- [SUPPLIED RECORDS]:

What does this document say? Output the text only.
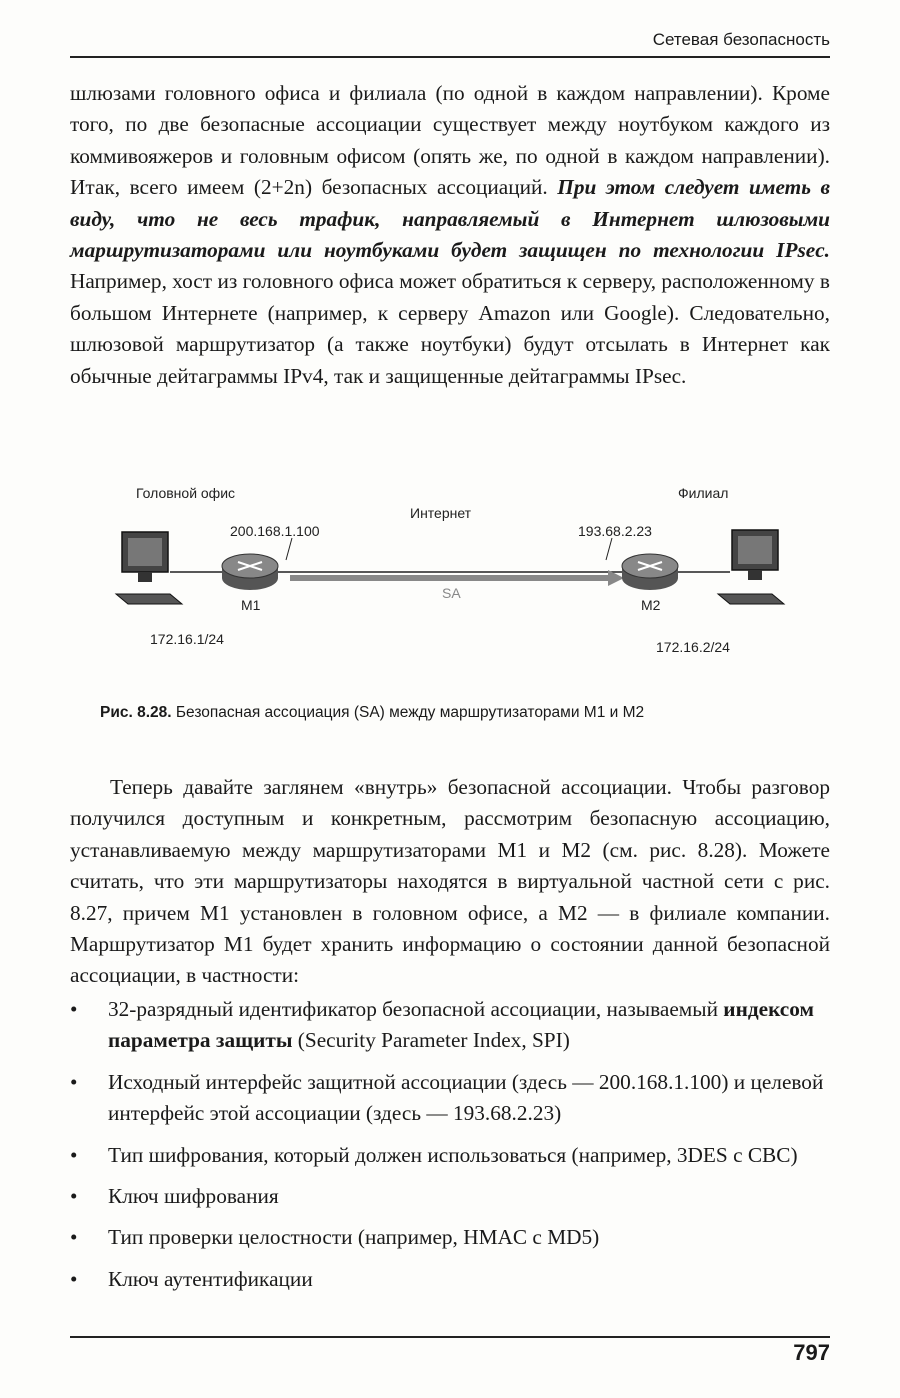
Сетевая безопасность
шлюзами головного офиса и филиала (по одной в каждом направлении). Кроме того, по две безопасные ассоциации существует между ноутбуком каждого из коммивояжеров и головным офисом (опять же, по одной в каждом направлении). Итак, всего имеем (2+2n) безопасных ассоциаций. При этом следует иметь в виду, что не весь трафик, направляемый в Интернет шлюзовыми маршрутизаторами или ноутбуками будет защищен по технологии IPsec. Например, хост из головного офиса может обратиться к серверу, расположенному в большом Интернете (например, к серверу Amazon или Google). Следовательно, шлюзовой маршрутизатор (а также ноутбуки) будут отсылать в Интернет как обычные дейтаграммы IPv4, так и защищенные дейтаграммы IPsec.
Головной офис	Филиал
Интернет
200.168.1.100	193.68.2.23
M1	M2
SA
172.16.1/24	172.16.2/24
Рис. 8.28. Безопасная ассоциация (SA) между маршрутизаторами M1 и M2
Теперь давайте заглянем «внутрь» безопасной ассоциации. Чтобы разговор получился доступным и конкретным, рассмотрим безопасную ассоциацию, устанавливаемую между маршрутизаторами M1 и M2 (см. рис. 8.28). Можете считать, что эти маршрутизаторы находятся в виртуальной частной сети с рис. 8.27, причем M1 установлен в головном офисе, а M2 — в филиале компании. Маршрутизатор M1 будет хранить информацию о состоянии данной безопасной ассоциации, в частности:
• 32-разрядный идентификатор безопасной ассоциации, называемый индексом параметра защиты (Security Parameter Index, SPI)
• Исходный интерфейс защитной ассоциации (здесь — 200.168.1.100) и целевой интерфейс этой ассоциации (здесь — 193.68.2.23)
• Тип шифрования, который должен использоваться (например, 3DES с CBC)
• Ключ шифрования
• Тип проверки целостности (например, HMAC с MD5)
• Ключ аутентификации
797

- [WORK REQUIRED]:
From the records above, copy every line that holds the word "безопасной".

- [SOLUTION TO THIS EXERCISE]:
Теперь давайте заглянем «внутрь» безопасной ассоциации. Чтобы разговор получился доступным и конкретным, рассмотрим безопасную ассоциацию, устанавливаемую между маршрутизаторами M1 и M2 (см. рис. 8.28). Можете считать, что эти маршрутизаторы находятся в виртуальной частной сети с рис. 8.27, причем M1 установлен в головном офисе, а M2 — в филиале компании. Маршрутизатор M1 будет хранить информацию о состоянии данной безопасной ассоциации, в частности:
• 32-разрядный идентификатор безопасной ассоциации, называемый индексом параметра защиты (Security Parameter Index, SPI)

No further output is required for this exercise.